Take every line from the data that has the word "EDTA" in it.

Stored records →
######

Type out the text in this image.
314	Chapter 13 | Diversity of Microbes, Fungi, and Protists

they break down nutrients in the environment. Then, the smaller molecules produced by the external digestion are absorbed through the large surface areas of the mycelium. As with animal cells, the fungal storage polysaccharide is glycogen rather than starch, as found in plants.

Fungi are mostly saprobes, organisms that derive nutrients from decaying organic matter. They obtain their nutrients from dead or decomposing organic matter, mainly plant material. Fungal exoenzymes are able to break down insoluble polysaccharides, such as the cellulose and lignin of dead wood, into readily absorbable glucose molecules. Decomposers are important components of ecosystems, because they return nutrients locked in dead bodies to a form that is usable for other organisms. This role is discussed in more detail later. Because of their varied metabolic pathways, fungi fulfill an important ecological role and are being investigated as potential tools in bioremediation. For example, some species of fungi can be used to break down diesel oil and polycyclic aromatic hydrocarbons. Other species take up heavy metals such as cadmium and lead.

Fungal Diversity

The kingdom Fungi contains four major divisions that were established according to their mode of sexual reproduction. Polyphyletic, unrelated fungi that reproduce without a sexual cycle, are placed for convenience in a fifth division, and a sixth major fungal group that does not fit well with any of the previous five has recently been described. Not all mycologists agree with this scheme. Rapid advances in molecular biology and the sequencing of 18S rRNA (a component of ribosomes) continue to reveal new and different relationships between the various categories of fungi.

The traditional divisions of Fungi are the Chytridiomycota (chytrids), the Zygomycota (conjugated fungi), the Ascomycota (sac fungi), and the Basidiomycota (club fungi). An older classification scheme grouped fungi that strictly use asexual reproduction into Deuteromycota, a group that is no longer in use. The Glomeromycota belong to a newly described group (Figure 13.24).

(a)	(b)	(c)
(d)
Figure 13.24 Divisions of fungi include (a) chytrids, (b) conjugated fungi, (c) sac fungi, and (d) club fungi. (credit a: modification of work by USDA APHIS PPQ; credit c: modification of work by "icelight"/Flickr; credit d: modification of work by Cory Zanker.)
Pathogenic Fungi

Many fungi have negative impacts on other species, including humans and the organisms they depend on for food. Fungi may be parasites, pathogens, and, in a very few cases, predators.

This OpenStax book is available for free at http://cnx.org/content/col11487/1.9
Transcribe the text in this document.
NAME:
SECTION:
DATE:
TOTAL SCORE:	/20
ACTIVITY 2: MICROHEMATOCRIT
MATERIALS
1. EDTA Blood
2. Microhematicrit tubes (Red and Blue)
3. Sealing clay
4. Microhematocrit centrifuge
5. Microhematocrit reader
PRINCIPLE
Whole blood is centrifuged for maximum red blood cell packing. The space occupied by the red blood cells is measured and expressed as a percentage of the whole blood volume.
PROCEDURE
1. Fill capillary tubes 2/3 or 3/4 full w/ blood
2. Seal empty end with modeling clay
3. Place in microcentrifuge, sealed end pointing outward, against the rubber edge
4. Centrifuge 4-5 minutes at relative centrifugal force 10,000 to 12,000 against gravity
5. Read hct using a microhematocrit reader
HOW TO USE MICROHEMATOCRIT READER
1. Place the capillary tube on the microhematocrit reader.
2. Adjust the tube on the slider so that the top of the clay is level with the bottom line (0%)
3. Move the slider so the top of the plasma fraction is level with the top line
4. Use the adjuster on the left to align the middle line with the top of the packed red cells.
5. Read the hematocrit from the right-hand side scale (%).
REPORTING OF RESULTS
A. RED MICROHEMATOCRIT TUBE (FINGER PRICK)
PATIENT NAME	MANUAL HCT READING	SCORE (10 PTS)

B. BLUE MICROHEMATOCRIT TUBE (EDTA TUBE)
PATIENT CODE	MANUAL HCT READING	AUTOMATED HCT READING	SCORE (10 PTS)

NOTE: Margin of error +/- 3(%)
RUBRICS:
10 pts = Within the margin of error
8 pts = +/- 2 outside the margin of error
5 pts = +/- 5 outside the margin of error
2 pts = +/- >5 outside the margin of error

######

PROBLEM SOLUTION →
1. EDTA Blood
B. BLUE MICROHEMATOCRIT TUBE (EDTA TUBE)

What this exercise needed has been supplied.